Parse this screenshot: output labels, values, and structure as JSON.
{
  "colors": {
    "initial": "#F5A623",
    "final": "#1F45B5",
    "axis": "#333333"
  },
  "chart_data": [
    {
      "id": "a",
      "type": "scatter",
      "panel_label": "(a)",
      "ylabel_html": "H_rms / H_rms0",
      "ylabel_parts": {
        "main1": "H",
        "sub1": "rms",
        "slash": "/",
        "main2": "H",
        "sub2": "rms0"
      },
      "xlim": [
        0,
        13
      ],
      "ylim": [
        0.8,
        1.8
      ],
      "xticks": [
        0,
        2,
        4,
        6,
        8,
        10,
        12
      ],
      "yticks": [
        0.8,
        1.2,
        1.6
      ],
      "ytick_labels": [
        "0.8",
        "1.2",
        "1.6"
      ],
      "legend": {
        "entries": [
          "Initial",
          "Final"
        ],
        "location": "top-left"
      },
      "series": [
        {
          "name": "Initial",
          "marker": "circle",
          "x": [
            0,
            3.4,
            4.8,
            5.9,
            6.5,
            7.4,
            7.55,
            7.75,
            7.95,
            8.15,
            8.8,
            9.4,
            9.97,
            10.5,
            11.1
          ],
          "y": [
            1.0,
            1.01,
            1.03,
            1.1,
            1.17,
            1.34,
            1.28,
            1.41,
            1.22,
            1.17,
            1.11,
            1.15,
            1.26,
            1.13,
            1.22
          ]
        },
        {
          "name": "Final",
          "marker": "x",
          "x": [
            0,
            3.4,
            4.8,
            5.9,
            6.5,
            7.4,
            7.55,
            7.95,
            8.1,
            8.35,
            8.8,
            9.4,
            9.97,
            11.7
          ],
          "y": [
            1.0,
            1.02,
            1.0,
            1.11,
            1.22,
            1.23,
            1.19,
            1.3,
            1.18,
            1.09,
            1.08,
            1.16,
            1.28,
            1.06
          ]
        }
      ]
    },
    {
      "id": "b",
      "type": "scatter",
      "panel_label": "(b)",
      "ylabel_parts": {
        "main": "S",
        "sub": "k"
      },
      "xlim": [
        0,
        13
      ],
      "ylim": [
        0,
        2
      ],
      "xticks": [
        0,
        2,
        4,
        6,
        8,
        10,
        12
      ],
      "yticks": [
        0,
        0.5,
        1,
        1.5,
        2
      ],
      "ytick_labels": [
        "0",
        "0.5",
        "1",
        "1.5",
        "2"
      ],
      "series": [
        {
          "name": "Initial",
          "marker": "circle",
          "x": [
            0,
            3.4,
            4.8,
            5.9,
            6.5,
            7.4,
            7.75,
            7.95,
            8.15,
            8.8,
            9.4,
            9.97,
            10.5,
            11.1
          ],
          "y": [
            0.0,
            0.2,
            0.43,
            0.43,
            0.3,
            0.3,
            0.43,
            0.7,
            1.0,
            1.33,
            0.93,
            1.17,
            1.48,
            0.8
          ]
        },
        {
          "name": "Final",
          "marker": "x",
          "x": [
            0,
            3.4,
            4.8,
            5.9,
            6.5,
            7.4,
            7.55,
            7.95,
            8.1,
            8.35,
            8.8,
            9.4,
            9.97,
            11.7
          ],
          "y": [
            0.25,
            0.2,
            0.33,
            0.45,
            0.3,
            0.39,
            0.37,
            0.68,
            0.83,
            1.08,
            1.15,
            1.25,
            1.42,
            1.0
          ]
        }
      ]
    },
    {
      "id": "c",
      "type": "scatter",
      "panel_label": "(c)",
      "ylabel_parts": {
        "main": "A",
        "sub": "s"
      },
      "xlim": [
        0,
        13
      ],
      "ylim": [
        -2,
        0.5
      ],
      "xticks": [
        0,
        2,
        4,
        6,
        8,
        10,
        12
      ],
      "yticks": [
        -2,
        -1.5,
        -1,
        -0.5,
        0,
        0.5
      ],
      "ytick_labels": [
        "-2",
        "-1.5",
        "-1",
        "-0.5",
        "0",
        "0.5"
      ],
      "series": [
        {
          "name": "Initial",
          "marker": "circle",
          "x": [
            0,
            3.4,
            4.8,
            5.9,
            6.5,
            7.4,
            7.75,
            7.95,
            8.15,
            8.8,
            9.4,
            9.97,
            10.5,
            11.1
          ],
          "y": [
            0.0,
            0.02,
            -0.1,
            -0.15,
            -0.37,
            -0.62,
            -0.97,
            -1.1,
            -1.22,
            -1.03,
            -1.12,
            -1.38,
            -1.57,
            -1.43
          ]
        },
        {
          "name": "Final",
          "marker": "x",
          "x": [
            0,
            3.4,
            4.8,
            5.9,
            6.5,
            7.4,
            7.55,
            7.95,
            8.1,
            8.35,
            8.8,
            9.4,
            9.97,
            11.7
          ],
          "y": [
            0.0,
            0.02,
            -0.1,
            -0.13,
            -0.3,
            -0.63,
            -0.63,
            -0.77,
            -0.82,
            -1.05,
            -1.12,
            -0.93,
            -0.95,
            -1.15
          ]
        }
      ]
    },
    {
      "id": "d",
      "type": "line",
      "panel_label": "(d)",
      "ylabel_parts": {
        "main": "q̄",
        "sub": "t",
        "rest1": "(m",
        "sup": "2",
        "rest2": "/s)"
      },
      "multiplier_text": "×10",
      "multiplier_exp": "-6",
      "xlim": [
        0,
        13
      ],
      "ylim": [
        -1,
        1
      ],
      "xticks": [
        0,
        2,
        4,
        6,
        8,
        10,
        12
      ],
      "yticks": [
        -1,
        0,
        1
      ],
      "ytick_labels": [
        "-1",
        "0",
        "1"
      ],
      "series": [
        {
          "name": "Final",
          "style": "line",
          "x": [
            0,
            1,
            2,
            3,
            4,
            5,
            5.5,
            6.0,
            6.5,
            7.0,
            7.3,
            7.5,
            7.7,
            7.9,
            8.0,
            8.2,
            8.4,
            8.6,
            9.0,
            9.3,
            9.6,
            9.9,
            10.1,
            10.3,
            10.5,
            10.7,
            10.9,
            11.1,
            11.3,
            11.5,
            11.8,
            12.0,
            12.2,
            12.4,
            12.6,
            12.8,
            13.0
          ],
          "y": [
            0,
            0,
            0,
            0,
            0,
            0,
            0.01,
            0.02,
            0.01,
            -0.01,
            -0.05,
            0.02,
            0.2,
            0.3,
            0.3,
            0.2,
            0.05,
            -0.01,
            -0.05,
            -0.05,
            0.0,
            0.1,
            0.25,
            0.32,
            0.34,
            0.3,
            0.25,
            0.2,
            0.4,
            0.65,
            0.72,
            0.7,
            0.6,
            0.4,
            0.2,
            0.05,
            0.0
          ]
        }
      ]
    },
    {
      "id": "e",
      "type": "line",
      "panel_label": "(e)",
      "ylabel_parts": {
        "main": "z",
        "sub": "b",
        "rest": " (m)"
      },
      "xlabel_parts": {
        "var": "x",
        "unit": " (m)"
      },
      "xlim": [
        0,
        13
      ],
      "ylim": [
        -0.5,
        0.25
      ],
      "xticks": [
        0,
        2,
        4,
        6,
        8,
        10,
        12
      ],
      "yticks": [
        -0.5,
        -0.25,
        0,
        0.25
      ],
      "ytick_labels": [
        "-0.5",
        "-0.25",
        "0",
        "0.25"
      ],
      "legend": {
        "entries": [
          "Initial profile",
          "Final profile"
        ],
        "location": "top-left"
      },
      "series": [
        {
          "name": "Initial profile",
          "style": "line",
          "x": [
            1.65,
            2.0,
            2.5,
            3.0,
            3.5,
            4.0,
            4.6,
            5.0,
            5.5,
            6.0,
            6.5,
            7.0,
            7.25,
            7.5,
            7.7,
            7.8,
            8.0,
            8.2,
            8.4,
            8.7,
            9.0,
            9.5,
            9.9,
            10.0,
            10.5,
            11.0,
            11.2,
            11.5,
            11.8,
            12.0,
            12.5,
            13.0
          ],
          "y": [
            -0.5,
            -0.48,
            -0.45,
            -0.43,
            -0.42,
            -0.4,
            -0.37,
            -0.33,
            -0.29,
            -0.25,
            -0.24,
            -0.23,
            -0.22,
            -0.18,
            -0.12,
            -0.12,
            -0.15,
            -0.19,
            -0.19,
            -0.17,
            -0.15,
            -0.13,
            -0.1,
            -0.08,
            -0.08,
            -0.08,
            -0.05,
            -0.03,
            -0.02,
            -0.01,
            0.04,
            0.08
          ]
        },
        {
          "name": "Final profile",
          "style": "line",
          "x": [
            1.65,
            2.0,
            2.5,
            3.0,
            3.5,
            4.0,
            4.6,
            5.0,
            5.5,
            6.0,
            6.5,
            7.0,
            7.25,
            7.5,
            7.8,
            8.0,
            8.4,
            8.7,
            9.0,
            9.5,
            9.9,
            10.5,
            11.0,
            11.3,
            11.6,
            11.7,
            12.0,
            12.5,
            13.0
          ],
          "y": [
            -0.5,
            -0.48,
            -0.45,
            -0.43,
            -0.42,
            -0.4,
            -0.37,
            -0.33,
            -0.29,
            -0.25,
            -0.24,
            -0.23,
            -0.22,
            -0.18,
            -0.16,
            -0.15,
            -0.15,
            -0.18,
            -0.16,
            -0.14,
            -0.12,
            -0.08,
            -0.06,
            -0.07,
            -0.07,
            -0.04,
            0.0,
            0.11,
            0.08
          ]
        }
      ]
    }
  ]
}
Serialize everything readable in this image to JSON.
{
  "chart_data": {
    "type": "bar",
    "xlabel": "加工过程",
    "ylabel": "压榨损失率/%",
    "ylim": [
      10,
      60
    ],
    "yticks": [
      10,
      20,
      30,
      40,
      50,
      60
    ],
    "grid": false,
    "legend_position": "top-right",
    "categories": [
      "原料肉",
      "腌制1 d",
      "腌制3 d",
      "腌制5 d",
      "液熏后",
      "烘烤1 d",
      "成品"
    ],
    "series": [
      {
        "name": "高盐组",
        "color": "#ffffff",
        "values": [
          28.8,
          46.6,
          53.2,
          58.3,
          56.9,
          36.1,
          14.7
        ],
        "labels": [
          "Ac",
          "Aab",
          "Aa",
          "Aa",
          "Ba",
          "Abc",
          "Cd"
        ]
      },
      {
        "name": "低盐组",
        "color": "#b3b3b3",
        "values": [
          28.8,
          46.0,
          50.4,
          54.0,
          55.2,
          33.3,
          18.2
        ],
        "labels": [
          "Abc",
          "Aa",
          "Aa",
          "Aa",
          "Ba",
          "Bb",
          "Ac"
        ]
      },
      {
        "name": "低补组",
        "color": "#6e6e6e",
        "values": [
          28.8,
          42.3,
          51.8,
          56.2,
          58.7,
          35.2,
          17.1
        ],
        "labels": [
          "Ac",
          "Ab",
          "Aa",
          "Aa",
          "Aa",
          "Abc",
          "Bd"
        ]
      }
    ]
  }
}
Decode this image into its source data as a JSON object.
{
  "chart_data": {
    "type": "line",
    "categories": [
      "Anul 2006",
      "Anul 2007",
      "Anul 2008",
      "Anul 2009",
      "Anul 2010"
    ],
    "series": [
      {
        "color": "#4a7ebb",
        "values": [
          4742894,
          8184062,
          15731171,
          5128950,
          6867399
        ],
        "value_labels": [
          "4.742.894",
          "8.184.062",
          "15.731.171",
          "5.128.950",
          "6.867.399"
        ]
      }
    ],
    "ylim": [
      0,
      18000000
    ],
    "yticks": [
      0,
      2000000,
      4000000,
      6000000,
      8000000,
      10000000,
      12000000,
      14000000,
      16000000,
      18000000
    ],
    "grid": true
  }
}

++++++++

Locate the line with "Decode this image" in the entries above; extract it and every line after it, verbatim.

Correct output ::
Decode this image into its source data as a JSON object.
{
  "chart_data": {
    "type": "line",
    "categories": [
      "Anul 2006",
      "Anul 2007",
      "Anul 2008",
      "Anul 2009",
      "Anul 2010"
    ],
    "series": [
      {
        "color": "#4a7ebb",
        "values": [
          4742894,
          8184062,
          15731171,
          5128950,
          6867399
        ],
        "value_labels": [
          "4.742.894",
          "8.184.062",
          "15.731.171",
          "5.128.950",
          "6.867.399"
        ]
      }
    ],
    "ylim": [
      0,
      18000000
    ],
    "yticks": [
      0,
      2000000,
      4000000,
      6000000,
      8000000,
      10000000,
      12000000,
      14000000,
      16000000,
      18000000
    ],
    "grid": true
  }
}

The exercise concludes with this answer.